# PROBLEM STATEMENT
Each line that holds the word "RÉGIMEN" counts once; give the total for the records below and nothing else.

════════════════════

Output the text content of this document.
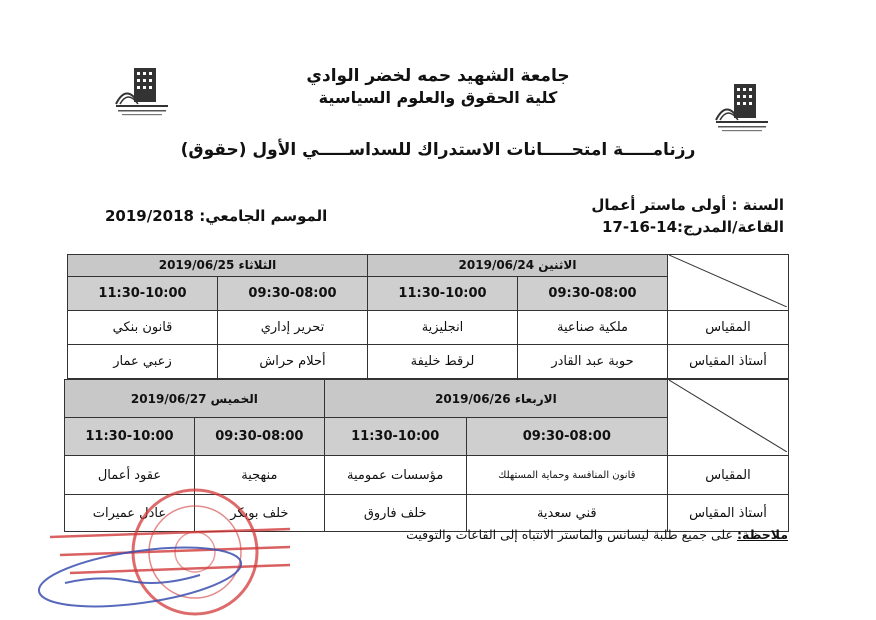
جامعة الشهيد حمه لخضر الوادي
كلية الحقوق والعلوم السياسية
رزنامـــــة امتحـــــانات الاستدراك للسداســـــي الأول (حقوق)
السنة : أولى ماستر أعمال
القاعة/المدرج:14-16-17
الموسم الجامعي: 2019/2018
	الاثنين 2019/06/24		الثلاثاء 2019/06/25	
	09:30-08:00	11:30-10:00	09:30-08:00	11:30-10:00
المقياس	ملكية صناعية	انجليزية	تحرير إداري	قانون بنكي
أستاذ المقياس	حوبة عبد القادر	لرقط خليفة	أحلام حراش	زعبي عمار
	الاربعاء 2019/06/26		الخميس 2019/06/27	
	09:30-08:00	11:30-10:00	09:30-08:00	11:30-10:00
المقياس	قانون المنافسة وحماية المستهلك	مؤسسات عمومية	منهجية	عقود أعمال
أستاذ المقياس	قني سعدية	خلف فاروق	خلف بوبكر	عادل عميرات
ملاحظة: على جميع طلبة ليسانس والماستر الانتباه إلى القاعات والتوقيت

════════════════════

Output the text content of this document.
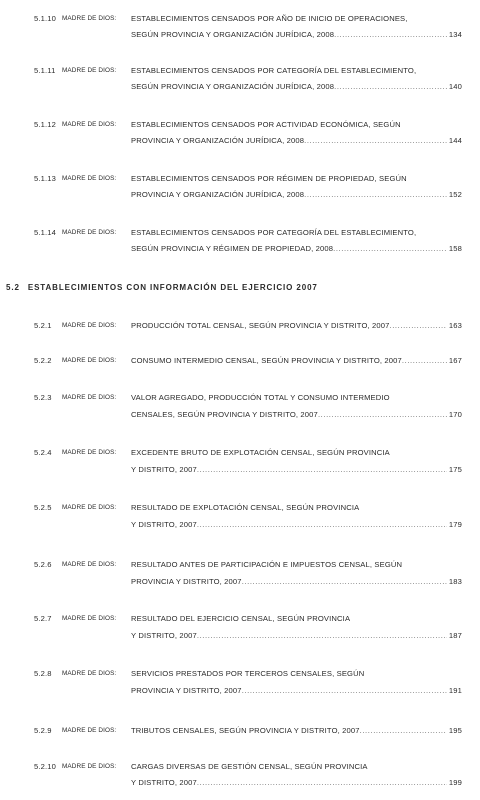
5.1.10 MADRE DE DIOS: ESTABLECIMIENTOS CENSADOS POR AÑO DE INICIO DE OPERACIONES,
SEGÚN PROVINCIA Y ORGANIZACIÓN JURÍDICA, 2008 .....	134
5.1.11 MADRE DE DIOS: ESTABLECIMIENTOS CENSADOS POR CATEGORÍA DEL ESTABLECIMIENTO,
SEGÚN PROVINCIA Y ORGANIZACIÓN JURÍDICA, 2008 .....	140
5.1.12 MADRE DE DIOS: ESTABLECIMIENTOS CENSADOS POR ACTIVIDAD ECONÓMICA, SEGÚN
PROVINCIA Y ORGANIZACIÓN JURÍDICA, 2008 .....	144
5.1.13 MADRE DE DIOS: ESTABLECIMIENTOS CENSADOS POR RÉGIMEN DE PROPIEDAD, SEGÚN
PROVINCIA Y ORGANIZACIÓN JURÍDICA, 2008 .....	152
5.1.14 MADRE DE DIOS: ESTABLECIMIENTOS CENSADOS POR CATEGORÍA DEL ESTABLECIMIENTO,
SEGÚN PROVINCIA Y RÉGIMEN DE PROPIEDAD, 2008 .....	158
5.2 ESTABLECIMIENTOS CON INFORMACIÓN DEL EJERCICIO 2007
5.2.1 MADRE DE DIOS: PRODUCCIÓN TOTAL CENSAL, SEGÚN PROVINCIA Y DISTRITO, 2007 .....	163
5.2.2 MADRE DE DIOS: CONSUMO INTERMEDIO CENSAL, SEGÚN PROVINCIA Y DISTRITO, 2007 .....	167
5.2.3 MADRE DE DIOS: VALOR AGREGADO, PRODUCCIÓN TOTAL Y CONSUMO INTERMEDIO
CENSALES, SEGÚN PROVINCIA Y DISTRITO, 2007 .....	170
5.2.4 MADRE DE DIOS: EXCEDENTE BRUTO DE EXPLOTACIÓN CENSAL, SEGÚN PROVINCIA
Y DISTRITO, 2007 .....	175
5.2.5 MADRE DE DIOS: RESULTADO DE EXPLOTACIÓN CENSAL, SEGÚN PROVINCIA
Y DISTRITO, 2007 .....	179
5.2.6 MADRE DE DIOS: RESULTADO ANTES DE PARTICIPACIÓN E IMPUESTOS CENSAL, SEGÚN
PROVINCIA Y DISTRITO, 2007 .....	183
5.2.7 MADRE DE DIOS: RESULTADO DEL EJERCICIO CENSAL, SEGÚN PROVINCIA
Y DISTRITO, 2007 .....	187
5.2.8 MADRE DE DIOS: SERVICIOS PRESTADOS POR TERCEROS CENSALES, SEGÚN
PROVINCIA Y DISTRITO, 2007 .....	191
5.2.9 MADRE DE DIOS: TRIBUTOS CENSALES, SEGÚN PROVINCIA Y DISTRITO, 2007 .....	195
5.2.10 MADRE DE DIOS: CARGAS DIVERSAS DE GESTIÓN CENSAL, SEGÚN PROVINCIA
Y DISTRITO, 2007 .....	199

════════════════════

# FULL OUTPUT
2